DATA FOR THIS TASK:
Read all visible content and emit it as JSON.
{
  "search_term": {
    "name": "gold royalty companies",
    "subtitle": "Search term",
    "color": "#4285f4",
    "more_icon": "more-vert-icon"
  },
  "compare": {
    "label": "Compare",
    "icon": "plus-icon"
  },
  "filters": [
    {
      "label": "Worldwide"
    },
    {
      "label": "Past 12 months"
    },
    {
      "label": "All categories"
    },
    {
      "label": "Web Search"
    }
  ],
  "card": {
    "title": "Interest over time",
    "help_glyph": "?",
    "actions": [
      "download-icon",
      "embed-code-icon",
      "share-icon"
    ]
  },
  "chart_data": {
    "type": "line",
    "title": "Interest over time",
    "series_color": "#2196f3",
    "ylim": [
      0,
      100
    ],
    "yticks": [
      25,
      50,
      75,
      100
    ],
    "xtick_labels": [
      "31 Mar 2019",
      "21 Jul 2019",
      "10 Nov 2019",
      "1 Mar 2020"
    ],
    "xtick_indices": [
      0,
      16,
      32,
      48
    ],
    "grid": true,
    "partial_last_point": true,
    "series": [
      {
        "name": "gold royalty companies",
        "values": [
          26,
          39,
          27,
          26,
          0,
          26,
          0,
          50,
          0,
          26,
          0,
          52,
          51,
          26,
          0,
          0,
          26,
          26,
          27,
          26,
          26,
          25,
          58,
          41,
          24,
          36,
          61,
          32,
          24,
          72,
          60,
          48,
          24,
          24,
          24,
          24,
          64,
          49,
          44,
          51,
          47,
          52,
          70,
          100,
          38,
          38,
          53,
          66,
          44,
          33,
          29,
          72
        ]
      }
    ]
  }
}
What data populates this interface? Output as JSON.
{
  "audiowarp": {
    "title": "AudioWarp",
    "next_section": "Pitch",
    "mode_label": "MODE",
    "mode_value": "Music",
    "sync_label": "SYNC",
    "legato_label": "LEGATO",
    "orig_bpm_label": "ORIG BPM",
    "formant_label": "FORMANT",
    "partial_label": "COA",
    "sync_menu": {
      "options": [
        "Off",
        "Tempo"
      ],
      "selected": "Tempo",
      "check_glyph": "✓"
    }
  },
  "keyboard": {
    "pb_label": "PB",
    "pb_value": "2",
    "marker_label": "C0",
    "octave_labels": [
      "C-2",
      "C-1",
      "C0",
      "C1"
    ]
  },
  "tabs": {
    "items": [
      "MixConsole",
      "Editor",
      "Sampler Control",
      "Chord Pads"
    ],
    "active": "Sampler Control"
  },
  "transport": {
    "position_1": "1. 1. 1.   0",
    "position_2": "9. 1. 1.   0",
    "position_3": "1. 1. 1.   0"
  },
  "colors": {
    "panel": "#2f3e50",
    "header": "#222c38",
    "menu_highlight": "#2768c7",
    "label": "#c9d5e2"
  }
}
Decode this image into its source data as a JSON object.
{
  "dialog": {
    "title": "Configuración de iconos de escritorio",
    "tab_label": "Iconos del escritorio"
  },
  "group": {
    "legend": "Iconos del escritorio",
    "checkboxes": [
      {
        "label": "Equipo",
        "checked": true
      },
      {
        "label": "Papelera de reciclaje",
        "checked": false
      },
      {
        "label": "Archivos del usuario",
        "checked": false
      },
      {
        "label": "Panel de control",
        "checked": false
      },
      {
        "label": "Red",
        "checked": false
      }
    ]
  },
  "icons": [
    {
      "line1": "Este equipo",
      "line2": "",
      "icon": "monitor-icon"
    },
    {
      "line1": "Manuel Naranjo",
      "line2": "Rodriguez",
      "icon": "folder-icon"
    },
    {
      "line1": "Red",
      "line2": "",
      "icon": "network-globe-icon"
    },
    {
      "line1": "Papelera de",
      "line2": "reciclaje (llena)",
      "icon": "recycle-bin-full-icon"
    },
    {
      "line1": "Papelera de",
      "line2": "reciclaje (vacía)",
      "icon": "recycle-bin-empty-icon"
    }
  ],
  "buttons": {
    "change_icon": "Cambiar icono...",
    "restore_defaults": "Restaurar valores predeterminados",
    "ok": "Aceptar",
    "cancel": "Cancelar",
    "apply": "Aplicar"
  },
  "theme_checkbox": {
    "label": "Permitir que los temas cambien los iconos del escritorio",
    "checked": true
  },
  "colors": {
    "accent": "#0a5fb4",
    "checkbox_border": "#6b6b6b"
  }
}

EXERCISE: Return the whole listing exactly, with every line included.

RESULT FOR THIS EXERCISE:
Read all visible content and emit it as JSON.
{
  "search_term": {
    "name": "gold royalty companies",
    "subtitle": "Search term",
    "color": "#4285f4",
    "more_icon": "more-vert-icon"
  },
  "compare": {
    "label": "Compare",
    "icon": "plus-icon"
  },
  "filters": [
    {
      "label": "Worldwide"
    },
    {
      "label": "Past 12 months"
    },
    {
      "label": "All categories"
    },
    {
      "label": "Web Search"
    }
  ],
  "card": {
    "title": "Interest over time",
    "help_glyph": "?",
    "actions": [
      "download-icon",
      "embed-code-icon",
      "share-icon"
    ]
  },
  "chart_data": {
    "type": "line",
    "title": "Interest over time",
    "series_color": "#2196f3",
    "ylim": [
      0,
      100
    ],
    "yticks": [
      25,
      50,
      75,
      100
    ],
    "xtick_labels": [
      "31 Mar 2019",
      "21 Jul 2019",
      "10 Nov 2019",
      "1 Mar 2020"
    ],
    "xtick_indices": [
      0,
      16,
      32,
      48
    ],
    "grid": true,
    "partial_last_point": true,
    "series": [
      {
        "name": "gold royalty companies",
        "values": [
          26,
          39,
          27,
          26,
          0,
          26,
          0,
          50,
          0,
          26,
          0,
          52,
          51,
          26,
          0,
          0,
          26,
          26,
          27,
          26,
          26,
          25,
          58,
          41,
          24,
          36,
          61,
          32,
          24,
          72,
          60,
          48,
          24,
          24,
          24,
          24,
          64,
          49,
          44,
          51,
          47,
          52,
          70,
          100,
          38,
          38,
          53,
          66,
          44,
          33,
          29,
          72
        ]
      }
    ]
  }
}
What data populates this interface? Output as JSON.
{
  "audiowarp": {
    "title": "AudioWarp",
    "next_section": "Pitch",
    "mode_label": "MODE",
    "mode_value": "Music",
    "sync_label": "SYNC",
    "legato_label": "LEGATO",
    "orig_bpm_label": "ORIG BPM",
    "formant_label": "FORMANT",
    "partial_label": "COA",
    "sync_menu": {
      "options": [
        "Off",
        "Tempo"
      ],
      "selected": "Tempo",
      "check_glyph": "✓"
    }
  },
  "keyboard": {
    "pb_label": "PB",
    "pb_value": "2",
    "marker_label": "C0",
    "octave_labels": [
      "C-2",
      "C-1",
      "C0",
      "C1"
    ]
  },
  "tabs": {
    "items": [
      "MixConsole",
      "Editor",
      "Sampler Control",
      "Chord Pads"
    ],
    "active": "Sampler Control"
  },
  "transport": {
    "position_1": "1. 1. 1.   0",
    "position_2": "9. 1. 1.   0",
    "position_3": "1. 1. 1.   0"
  },
  "colors": {
    "panel": "#2f3e50",
    "header": "#222c38",
    "menu_highlight": "#2768c7",
    "label": "#c9d5e2"
  }
}
Decode this image into its source data as a JSON object.
{
  "dialog": {
    "title": "Configuración de iconos de escritorio",
    "tab_label": "Iconos del escritorio"
  },
  "group": {
    "legend": "Iconos del escritorio",
    "checkboxes": [
      {
        "label": "Equipo",
        "checked": true
      },
      {
        "label": "Papelera de reciclaje",
        "checked": false
      },
      {
        "label": "Archivos del usuario",
        "checked": false
      },
      {
        "label": "Panel de control",
        "checked": false
      },
      {
        "label": "Red",
        "checked": false
      }
    ]
  },
  "icons": [
    {
      "line1": "Este equipo",
      "line2": "",
      "icon": "monitor-icon"
    },
    {
      "line1": "Manuel Naranjo",
      "line2": "Rodriguez",
      "icon": "folder-icon"
    },
    {
      "line1": "Red",
      "line2": "",
      "icon": "network-globe-icon"
    },
    {
      "line1": "Papelera de",
      "line2": "reciclaje (llena)",
      "icon": "recycle-bin-full-icon"
    },
    {
      "line1": "Papelera de",
      "line2": "reciclaje (vacía)",
      "icon": "recycle-bin-empty-icon"
    }
  ],
  "buttons": {
    "change_icon": "Cambiar icono...",
    "restore_defaults": "Restaurar valores predeterminados",
    "ok": "Aceptar",
    "cancel": "Cancelar",
    "apply": "Aplicar"
  },
  "theme_checkbox": {
    "label": "Permitir que los temas cambien los iconos del escritorio",
    "checked": true
  },
  "colors": {
    "accent": "#0a5fb4",
    "checkbox_border": "#6b6b6b"
  }
}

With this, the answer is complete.